(INPUT FOR THIS TASK)

▼▼▼

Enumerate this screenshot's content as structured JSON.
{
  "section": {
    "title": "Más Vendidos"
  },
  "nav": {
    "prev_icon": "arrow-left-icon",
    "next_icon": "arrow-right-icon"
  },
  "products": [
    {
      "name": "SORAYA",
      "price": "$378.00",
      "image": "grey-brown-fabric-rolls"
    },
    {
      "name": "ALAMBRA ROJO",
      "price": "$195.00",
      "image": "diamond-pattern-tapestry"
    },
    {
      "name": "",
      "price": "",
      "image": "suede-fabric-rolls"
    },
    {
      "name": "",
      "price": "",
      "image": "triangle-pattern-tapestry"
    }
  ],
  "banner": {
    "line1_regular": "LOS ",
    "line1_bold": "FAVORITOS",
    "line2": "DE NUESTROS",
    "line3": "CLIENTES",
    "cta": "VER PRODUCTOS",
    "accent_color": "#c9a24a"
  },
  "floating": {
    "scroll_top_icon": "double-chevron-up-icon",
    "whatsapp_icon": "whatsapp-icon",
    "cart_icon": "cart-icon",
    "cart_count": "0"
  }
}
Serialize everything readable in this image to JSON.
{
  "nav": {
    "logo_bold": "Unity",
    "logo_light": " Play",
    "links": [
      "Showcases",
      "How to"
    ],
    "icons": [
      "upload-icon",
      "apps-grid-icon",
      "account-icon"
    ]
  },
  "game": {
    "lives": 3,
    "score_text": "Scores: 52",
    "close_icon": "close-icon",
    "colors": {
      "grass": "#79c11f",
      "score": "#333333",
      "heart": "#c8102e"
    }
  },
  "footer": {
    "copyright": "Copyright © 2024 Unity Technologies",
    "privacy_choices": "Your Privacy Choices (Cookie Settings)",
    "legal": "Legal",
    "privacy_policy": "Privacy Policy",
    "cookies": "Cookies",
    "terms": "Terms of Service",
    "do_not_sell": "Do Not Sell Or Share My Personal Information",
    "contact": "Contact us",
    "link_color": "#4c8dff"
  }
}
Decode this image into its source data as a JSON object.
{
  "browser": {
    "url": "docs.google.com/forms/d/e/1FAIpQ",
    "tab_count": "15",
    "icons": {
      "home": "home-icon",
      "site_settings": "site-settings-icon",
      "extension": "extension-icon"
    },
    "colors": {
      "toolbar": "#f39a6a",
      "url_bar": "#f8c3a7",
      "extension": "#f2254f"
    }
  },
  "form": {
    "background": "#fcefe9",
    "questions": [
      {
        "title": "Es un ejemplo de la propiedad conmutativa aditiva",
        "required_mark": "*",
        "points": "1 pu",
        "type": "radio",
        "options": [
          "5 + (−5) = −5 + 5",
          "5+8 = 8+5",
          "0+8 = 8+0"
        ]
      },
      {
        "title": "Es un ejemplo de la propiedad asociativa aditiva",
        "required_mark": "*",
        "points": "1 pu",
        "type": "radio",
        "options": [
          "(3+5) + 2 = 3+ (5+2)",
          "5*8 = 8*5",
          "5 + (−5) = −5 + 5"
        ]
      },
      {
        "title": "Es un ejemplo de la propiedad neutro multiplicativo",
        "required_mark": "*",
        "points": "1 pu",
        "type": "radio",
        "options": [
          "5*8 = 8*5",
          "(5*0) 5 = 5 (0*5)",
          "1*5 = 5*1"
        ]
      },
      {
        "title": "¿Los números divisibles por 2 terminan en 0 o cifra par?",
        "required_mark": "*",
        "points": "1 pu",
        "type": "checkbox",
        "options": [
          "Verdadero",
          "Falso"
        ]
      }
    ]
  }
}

▲▲▲

(WRITTEN EXERCISE) Each entry above is to be quoted exactly.

(TASK RESPONSE)
Enumerate this screenshot's content as structured JSON.
{
  "section": {
    "title": "Más Vendidos"
  },
  "nav": {
    "prev_icon": "arrow-left-icon",
    "next_icon": "arrow-right-icon"
  },
  "products": [
    {
      "name": "SORAYA",
      "price": "$378.00",
      "image": "grey-brown-fabric-rolls"
    },
    {
      "name": "ALAMBRA ROJO",
      "price": "$195.00",
      "image": "diamond-pattern-tapestry"
    },
    {
      "name": "",
      "price": "",
      "image": "suede-fabric-rolls"
    },
    {
      "name": "",
      "price": "",
      "image": "triangle-pattern-tapestry"
    }
  ],
  "banner": {
    "line1_regular": "LOS ",
    "line1_bold": "FAVORITOS",
    "line2": "DE NUESTROS",
    "line3": "CLIENTES",
    "cta": "VER PRODUCTOS",
    "accent_color": "#c9a24a"
  },
  "floating": {
    "scroll_top_icon": "double-chevron-up-icon",
    "whatsapp_icon": "whatsapp-icon",
    "cart_icon": "cart-icon",
    "cart_count": "0"
  }
}
Serialize everything readable in this image to JSON.
{
  "nav": {
    "logo_bold": "Unity",
    "logo_light": " Play",
    "links": [
      "Showcases",
      "How to"
    ],
    "icons": [
      "upload-icon",
      "apps-grid-icon",
      "account-icon"
    ]
  },
  "game": {
    "lives": 3,
    "score_text": "Scores: 52",
    "close_icon": "close-icon",
    "colors": {
      "grass": "#79c11f",
      "score": "#333333",
      "heart": "#c8102e"
    }
  },
  "footer": {
    "copyright": "Copyright © 2024 Unity Technologies",
    "privacy_choices": "Your Privacy Choices (Cookie Settings)",
    "legal": "Legal",
    "privacy_policy": "Privacy Policy",
    "cookies": "Cookies",
    "terms": "Terms of Service",
    "do_not_sell": "Do Not Sell Or Share My Personal Information",
    "contact": "Contact us",
    "link_color": "#4c8dff"
  }
}
Decode this image into its source data as a JSON object.
{
  "browser": {
    "url": "docs.google.com/forms/d/e/1FAIpQ",
    "tab_count": "15",
    "icons": {
      "home": "home-icon",
      "site_settings": "site-settings-icon",
      "extension": "extension-icon"
    },
    "colors": {
      "toolbar": "#f39a6a",
      "url_bar": "#f8c3a7",
      "extension": "#f2254f"
    }
  },
  "form": {
    "background": "#fcefe9",
    "questions": [
      {
        "title": "Es un ejemplo de la propiedad conmutativa aditiva",
        "required_mark": "*",
        "points": "1 pu",
        "type": "radio",
        "options": [
          "5 + (−5) = −5 + 5",
          "5+8 = 8+5",
          "0+8 = 8+0"
        ]
      },
      {
        "title": "Es un ejemplo de la propiedad asociativa aditiva",
        "required_mark": "*",
        "points": "1 pu",
        "type": "radio",
        "options": [
          "(3+5) + 2 = 3+ (5+2)",
          "5*8 = 8*5",
          "5 + (−5) = −5 + 5"
        ]
      },
      {
        "title": "Es un ejemplo de la propiedad neutro multiplicativo",
        "required_mark": "*",
        "points": "1 pu",
        "type": "radio",
        "options": [
          "5*8 = 8*5",
          "(5*0) 5 = 5 (0*5)",
          "1*5 = 5*1"
        ]
      },
      {
        "title": "¿Los números divisibles por 2 terminan en 0 o cifra par?",
        "required_mark": "*",
        "points": "1 pu",
        "type": "checkbox",
        "options": [
          "Verdadero",
          "Falso"
        ]
      }
    ]
  }
}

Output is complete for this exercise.